Pull out every line from the listing that has the word "للتحاليل".

***

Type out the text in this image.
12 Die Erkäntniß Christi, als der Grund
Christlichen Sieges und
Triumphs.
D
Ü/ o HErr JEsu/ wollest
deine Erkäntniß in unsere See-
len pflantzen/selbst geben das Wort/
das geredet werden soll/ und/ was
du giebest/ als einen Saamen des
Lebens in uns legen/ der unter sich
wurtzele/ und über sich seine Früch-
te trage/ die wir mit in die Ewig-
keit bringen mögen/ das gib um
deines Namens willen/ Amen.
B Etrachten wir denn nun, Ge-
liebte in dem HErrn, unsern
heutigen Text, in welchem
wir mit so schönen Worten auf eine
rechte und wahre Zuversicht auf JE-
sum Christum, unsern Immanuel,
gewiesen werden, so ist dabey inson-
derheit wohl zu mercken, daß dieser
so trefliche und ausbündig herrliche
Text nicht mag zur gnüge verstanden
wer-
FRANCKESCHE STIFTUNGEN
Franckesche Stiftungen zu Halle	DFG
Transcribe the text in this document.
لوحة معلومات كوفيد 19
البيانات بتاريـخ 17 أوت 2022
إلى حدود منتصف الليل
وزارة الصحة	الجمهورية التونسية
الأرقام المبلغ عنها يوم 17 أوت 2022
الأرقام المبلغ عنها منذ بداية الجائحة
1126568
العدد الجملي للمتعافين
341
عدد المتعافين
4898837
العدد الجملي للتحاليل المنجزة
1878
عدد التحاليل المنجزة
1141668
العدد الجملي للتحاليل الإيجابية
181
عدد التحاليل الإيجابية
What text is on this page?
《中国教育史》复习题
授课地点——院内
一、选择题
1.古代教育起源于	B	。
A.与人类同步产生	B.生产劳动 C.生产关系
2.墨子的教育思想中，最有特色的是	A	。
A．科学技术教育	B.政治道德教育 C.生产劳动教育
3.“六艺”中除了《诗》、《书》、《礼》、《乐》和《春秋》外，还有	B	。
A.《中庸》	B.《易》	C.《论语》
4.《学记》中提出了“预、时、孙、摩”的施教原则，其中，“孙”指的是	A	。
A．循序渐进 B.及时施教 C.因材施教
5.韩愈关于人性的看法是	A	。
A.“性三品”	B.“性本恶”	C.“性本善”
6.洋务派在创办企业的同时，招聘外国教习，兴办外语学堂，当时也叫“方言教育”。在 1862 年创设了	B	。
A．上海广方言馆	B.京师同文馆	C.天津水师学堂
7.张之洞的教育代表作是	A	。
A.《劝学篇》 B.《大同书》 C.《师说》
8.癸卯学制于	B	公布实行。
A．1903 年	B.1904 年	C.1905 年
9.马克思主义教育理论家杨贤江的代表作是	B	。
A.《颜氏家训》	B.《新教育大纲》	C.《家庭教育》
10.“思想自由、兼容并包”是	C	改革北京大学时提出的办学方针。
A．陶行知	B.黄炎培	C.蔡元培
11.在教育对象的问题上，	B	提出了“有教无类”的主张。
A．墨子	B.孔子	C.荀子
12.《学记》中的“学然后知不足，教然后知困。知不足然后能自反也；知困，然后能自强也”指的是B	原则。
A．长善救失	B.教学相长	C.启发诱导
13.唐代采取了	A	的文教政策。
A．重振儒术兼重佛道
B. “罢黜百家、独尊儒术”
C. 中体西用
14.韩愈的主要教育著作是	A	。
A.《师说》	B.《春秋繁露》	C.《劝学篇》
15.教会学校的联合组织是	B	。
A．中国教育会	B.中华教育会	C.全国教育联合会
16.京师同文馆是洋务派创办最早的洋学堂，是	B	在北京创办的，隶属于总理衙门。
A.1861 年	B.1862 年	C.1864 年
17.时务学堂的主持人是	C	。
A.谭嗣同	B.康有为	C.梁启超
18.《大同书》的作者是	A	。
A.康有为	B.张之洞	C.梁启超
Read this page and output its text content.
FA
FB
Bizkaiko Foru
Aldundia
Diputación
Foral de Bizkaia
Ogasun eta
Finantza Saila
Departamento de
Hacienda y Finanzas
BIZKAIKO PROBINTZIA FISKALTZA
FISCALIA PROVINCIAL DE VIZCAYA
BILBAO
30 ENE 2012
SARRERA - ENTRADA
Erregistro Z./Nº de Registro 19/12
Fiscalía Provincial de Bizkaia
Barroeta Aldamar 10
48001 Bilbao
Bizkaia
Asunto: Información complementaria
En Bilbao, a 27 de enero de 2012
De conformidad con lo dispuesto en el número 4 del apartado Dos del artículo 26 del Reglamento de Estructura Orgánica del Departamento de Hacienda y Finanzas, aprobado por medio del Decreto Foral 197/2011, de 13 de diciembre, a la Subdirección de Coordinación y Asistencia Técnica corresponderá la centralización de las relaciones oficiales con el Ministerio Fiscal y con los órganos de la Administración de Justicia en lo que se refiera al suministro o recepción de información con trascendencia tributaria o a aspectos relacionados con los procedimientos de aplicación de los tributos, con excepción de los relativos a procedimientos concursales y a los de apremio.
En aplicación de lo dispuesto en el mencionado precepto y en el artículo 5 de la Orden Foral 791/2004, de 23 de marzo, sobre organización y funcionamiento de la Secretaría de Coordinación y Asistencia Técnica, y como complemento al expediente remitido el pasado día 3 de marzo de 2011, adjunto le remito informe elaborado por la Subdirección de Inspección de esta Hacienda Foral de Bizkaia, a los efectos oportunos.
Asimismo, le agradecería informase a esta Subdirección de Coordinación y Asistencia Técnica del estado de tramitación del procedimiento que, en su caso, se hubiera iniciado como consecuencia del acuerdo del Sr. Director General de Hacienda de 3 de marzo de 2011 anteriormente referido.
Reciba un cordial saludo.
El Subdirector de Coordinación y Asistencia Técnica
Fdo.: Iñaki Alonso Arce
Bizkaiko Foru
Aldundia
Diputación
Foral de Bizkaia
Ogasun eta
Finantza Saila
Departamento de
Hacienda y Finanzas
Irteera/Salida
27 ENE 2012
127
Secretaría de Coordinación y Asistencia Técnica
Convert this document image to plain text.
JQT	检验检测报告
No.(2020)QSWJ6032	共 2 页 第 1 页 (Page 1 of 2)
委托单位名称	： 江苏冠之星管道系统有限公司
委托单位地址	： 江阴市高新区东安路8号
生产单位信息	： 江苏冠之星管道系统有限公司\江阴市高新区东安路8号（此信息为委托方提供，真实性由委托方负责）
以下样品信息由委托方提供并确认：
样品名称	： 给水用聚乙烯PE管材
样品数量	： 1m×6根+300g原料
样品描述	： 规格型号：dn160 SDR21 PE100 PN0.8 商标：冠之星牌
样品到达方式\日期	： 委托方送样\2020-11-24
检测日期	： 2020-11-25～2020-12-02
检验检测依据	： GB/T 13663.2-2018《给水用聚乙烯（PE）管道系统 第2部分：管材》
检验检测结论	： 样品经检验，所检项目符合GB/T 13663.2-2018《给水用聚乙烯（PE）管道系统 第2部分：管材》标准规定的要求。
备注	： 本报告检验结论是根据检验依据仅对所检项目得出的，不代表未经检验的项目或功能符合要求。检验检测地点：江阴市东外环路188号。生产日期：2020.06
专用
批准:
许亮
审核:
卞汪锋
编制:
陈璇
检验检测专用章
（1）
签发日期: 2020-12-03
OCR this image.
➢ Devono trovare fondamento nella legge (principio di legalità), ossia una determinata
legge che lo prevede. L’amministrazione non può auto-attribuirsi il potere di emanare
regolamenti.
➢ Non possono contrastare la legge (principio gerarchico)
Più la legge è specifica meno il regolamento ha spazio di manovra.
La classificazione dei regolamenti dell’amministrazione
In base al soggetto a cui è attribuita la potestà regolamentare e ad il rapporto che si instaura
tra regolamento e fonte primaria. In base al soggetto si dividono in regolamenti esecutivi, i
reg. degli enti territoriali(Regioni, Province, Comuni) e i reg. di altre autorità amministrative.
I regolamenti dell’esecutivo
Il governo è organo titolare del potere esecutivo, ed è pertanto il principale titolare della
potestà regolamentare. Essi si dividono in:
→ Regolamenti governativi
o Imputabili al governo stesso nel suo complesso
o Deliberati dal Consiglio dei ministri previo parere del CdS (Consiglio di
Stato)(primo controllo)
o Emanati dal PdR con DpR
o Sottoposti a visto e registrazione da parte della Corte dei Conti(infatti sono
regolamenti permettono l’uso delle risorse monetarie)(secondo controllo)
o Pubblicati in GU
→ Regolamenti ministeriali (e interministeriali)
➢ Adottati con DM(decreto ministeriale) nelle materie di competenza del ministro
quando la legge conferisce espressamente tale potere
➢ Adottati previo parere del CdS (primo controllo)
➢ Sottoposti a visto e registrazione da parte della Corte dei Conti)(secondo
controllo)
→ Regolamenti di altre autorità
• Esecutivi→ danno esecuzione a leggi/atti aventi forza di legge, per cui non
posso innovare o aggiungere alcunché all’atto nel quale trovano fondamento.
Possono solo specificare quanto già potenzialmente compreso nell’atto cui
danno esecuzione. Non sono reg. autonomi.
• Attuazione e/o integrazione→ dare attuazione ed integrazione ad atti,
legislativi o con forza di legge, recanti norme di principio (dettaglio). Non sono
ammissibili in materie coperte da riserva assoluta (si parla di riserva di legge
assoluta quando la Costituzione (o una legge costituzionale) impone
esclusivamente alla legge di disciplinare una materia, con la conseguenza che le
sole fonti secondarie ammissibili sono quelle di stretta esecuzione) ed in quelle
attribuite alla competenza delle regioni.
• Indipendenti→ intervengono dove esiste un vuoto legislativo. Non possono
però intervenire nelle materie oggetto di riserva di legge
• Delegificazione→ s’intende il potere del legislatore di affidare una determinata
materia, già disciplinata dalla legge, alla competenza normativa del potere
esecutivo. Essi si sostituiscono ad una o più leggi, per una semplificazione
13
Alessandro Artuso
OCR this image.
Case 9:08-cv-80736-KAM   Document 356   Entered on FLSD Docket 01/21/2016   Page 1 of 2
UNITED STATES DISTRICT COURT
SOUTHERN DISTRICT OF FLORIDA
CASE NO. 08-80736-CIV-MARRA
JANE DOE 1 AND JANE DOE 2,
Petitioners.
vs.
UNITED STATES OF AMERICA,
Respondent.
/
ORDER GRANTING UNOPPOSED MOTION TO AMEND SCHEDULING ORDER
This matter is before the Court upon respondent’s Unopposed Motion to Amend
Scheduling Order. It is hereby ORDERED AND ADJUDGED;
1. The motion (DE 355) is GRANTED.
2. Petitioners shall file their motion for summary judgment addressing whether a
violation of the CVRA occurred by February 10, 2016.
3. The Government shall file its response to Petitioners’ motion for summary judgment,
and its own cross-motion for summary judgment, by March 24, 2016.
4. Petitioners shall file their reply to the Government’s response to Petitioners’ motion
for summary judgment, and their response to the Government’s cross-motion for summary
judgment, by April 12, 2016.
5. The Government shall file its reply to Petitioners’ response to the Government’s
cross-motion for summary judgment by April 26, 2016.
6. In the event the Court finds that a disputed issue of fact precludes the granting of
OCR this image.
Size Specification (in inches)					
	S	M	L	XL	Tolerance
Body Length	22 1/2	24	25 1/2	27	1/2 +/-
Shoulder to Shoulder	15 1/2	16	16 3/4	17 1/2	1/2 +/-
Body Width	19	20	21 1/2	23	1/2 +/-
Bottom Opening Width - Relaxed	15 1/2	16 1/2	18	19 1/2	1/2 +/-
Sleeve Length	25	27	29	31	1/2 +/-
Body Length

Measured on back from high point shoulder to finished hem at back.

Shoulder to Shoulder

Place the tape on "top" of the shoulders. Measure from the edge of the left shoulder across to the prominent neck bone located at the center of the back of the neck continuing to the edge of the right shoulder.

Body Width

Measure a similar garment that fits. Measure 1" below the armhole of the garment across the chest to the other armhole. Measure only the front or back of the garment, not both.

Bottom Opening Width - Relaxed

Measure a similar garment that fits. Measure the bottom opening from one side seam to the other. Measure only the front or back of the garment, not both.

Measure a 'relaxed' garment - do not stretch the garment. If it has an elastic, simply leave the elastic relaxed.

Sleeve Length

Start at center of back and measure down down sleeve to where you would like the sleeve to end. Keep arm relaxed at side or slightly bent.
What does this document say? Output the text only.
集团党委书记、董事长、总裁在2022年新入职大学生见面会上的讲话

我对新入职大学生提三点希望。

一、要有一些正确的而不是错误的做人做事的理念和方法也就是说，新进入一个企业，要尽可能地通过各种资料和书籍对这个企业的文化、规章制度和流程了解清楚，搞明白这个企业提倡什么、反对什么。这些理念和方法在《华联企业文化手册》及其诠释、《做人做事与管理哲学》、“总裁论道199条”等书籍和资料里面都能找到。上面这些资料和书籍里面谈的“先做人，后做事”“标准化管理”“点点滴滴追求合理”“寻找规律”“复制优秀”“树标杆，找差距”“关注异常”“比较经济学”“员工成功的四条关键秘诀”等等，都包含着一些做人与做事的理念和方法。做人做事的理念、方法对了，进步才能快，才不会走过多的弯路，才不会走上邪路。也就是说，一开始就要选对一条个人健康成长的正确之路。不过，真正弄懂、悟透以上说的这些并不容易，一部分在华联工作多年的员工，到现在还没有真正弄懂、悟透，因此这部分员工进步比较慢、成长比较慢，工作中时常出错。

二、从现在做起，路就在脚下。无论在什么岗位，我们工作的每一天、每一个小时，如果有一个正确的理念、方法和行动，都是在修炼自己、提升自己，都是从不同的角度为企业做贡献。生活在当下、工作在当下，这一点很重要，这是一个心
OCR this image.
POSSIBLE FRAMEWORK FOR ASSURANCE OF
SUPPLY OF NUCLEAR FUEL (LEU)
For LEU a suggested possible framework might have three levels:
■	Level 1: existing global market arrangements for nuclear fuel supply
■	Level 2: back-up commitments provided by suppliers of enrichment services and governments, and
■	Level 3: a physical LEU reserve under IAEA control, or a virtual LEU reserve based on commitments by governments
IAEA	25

***

Result of this exercise:
العدد الجملي للتحاليل المنجزة
العدد الجملي للتحاليل الإيجابية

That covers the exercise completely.